Task statement
Rewrite every line of the records below as one numbered list, skipping any blank lines and leaving out the pictures.

Task data

┌──

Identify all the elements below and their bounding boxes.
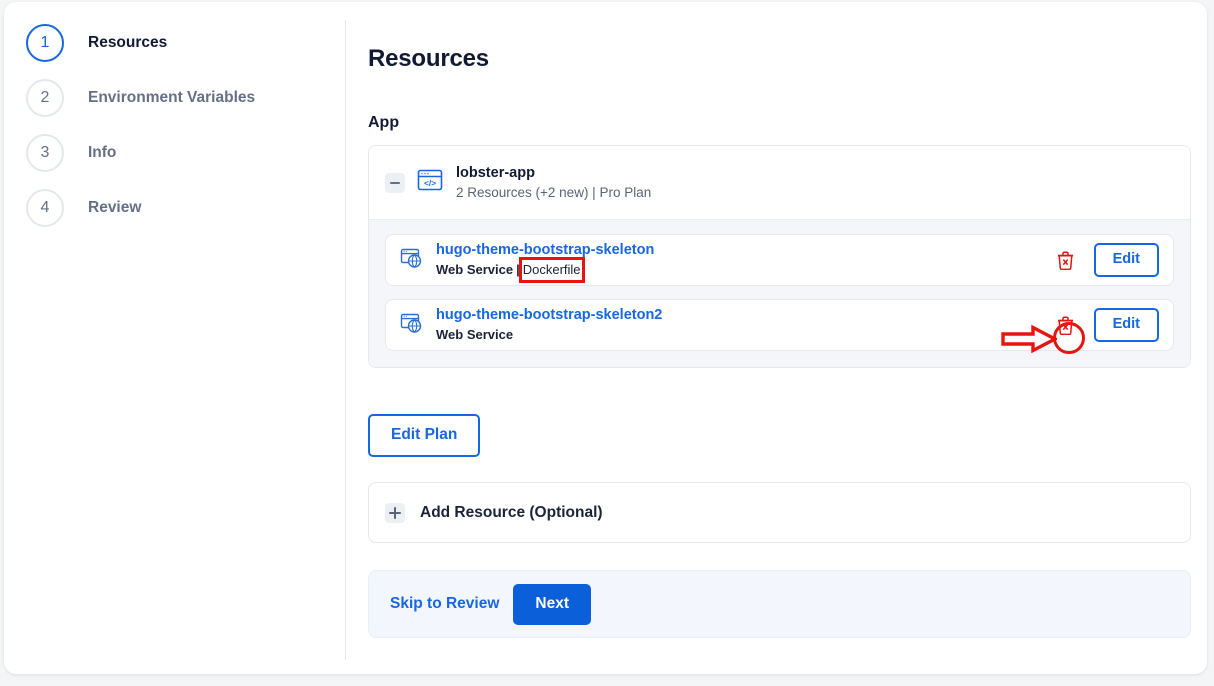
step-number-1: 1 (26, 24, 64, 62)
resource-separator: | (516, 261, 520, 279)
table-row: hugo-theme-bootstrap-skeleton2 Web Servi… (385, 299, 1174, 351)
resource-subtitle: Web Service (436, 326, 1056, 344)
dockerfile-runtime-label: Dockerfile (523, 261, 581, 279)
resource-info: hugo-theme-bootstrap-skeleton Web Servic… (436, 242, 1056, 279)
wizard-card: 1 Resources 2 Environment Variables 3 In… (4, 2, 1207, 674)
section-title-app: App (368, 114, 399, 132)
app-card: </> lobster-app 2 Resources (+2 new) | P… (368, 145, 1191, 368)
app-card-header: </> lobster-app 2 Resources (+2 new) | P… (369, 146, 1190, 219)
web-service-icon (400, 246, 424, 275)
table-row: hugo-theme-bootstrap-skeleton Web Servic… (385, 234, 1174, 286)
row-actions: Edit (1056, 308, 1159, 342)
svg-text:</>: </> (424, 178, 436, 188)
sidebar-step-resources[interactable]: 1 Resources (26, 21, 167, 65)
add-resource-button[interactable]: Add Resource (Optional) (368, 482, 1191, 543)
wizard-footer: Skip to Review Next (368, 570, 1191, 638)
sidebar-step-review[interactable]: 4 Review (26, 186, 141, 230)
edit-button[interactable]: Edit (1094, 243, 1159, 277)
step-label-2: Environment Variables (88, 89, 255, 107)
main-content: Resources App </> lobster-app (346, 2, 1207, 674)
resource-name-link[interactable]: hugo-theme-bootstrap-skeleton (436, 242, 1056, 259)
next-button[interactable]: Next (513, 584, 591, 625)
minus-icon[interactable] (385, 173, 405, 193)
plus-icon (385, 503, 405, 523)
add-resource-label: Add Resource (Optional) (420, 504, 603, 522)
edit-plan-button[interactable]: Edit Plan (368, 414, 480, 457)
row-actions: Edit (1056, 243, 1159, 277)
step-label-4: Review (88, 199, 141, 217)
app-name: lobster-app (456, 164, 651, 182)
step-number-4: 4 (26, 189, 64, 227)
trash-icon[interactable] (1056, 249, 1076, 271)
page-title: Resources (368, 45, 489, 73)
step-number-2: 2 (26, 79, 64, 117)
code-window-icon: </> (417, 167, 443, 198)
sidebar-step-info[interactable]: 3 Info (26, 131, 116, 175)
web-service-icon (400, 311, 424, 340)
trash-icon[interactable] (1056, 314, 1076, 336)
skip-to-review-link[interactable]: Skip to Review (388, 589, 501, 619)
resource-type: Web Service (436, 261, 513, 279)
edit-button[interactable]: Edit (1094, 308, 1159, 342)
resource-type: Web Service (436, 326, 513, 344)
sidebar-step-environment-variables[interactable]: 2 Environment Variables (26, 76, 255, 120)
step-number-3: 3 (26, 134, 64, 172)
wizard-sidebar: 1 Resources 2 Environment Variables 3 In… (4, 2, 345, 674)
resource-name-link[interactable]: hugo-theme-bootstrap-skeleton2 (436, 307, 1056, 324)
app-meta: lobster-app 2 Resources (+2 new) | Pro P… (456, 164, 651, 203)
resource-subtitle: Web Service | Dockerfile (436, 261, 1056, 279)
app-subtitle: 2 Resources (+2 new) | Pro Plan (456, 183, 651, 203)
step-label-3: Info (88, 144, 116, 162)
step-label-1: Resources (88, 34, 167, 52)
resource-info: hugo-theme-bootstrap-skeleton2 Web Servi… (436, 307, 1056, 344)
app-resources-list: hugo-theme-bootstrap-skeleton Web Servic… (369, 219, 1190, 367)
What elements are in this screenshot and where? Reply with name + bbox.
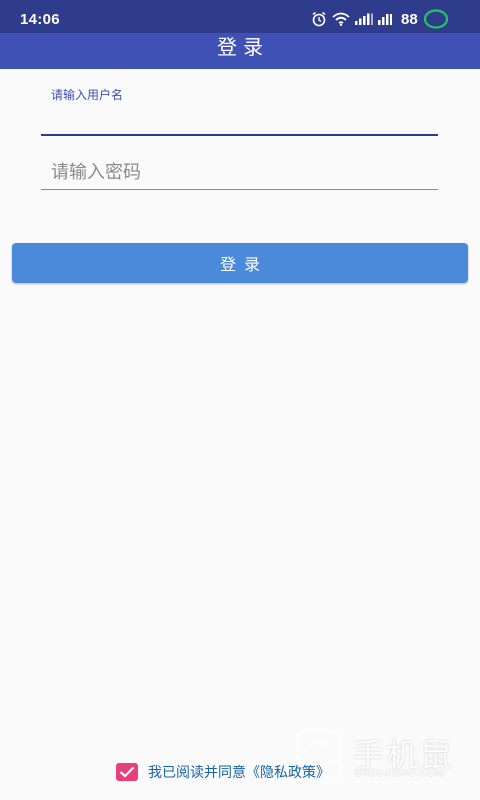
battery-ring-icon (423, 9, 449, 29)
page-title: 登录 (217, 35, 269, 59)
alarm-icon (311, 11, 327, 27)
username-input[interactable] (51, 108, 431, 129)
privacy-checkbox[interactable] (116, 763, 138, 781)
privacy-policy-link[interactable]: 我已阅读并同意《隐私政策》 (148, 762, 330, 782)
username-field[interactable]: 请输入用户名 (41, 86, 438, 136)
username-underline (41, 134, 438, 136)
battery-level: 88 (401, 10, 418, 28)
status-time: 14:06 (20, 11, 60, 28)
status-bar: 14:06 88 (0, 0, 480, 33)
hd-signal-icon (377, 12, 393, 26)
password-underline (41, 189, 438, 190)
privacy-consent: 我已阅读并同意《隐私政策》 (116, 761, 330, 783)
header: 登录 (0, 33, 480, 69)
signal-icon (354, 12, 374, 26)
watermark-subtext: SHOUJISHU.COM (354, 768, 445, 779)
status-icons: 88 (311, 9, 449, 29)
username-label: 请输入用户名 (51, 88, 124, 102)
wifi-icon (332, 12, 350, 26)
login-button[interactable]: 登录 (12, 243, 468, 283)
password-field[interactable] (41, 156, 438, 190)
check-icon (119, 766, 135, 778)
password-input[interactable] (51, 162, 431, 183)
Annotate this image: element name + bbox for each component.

└──

Response to this exercise
1. Identify all the elements below and their bounding boxes.
2. step-number-1: 1 (26, 24, 64, 62)
3. resource-separator: | (516, 261, 520, 279)
4. table-row: hugo-theme-bootstrap-skeleton2 Web Servi… (385, 299, 1174, 351)
5. resource-subtitle: Web Service (436, 326, 1056, 344)
6. dockerfile-runtime-label: Dockerfile (523, 261, 581, 279)
7. resource-info: hugo-theme-bootstrap-skeleton Web Servic… (436, 242, 1056, 279)
8. wizard-card: 1 Resources 2 Environment Variables 3 In… (4, 2, 1207, 674)
9. section-title-app: App (368, 114, 399, 132)
10. app-card: </> lobster-app 2 Resources (+2 new) | P… (368, 145, 1191, 368)
11. app-card-header: </> lobster-app 2 Resources (+2 new) | P… (369, 146, 1190, 219)
12. web-service-icon (400, 246, 424, 275)
13. table-row: hugo-theme-bootstrap-skeleton Web Servic… (385, 234, 1174, 286)
14. row-actions: Edit (1056, 308, 1159, 342)
15. svg-text:</>: </> (424, 178, 436, 188)
16. sidebar-step-resources[interactable]: 1 Resources (26, 21, 167, 65)
17. add-resource-button[interactable]: Add Resource (Optional) (368, 482, 1191, 543)
18. wizard-footer: Skip to Review Next (368, 570, 1191, 638)
19. sidebar-step-review[interactable]: 4 Review (26, 186, 141, 230)
20. edit-button[interactable]: Edit (1094, 243, 1159, 277)
21. step-label-2: Environment Variables (88, 89, 255, 107)
22. main-content: Resources App </> lobster-app (346, 2, 1207, 674)
23. resource-name-link[interactable]: hugo-theme-bootstrap-skeleton (436, 242, 1056, 259)
24. next-button[interactable]: Next (513, 584, 591, 625)
25. minus-icon[interactable] (385, 173, 405, 193)
26. plus-icon (385, 503, 405, 523)
27. add-resource-label: Add Resource (Optional) (420, 504, 603, 522)
28. edit-plan-button[interactable]: Edit Plan (368, 414, 480, 457)
29. row-actions: Edit (1056, 243, 1159, 277)
30. step-label-4: Review (88, 199, 141, 217)
31. app-name: lobster-app (456, 164, 651, 182)
32. step-number-4: 4 (26, 189, 64, 227)
33. trash-icon[interactable] (1056, 249, 1076, 271)
34. page-title: Resources (368, 45, 489, 73)
35. step-number-2: 2 (26, 79, 64, 117)
36. code-window-icon: </> (417, 167, 443, 198)
37. sidebar-step-info[interactable]: 3 Info (26, 131, 116, 175)
38. web-service-icon (400, 311, 424, 340)
39. trash-icon[interactable] (1056, 314, 1076, 336)
40. skip-to-review-link[interactable]: Skip to Review (388, 589, 501, 619)
41. resource-type: Web Service (436, 261, 513, 279)
42. edit-button[interactable]: Edit (1094, 308, 1159, 342)
43. resource-type: Web Service (436, 326, 513, 344)
44. sidebar-step-environment-variables[interactable]: 2 Environment Variables (26, 76, 255, 120)
45. step-number-3: 3 (26, 134, 64, 172)
46. wizard-sidebar: 1 Resources 2 Environment Variables 3 In… (4, 2, 345, 674)
47. resource-name-link[interactable]: hugo-theme-bootstrap-skeleton2 (436, 307, 1056, 324)
48. app-meta: lobster-app 2 Resources (+2 new) | Pro P… (456, 164, 651, 203)
49. resource-subtitle: Web Service | Dockerfile (436, 261, 1056, 279)
50. app-subtitle: 2 Resources (+2 new) | Pro Plan (456, 183, 651, 203)
51. step-label-3: Info (88, 144, 116, 162)
52. step-label-1: Resources (88, 34, 167, 52)
53. resource-info: hugo-theme-bootstrap-skeleton2 Web Servi… (436, 307, 1056, 344)
54. app-resources-list: hugo-theme-bootstrap-skeleton Web Servic… (369, 219, 1190, 367)
55. What elements are in this screenshot and where? Reply with name + bbox.
56. battery-ring-icon (423, 9, 449, 29)
57. page-title: 登录 (217, 35, 269, 59)
58. alarm-icon (311, 11, 327, 27)
59. username-input[interactable] (51, 108, 431, 129)
60. privacy-checkbox[interactable] (116, 763, 138, 781)
61. privacy-policy-link[interactable]: 我已阅读并同意《隐私政策》 (148, 762, 330, 782)
62. username-field[interactable]: 请输入用户名 (41, 86, 438, 136)
63. username-underline (41, 134, 438, 136)
64. battery-level: 88 (401, 10, 418, 28)
65. status-time: 14:06 (20, 11, 60, 28)
66. status-bar: 14:06 88 (0, 0, 480, 33)
67. hd-signal-icon (377, 12, 393, 26)
68. password-underline (41, 189, 438, 190)
69. privacy-consent: 我已阅读并同意《隐私政策》 (116, 761, 330, 783)
70. header: 登录 (0, 33, 480, 69)
71. signal-icon (354, 12, 374, 26)
72. watermark-subtext: SHOUJISHU.COM (354, 768, 445, 779)
73. status-icons: 88 (311, 9, 449, 29)
74. username-label: 请输入用户名 (51, 88, 124, 102)
75. wifi-icon (332, 12, 350, 26)
76. login-button[interactable]: 登录 (12, 243, 468, 283)
77. password-field[interactable] (41, 156, 438, 190)
78. check-icon (119, 766, 135, 778)
79. password-input[interactable] (51, 162, 431, 183)
80. Annotate this image: element name + bbox for each component.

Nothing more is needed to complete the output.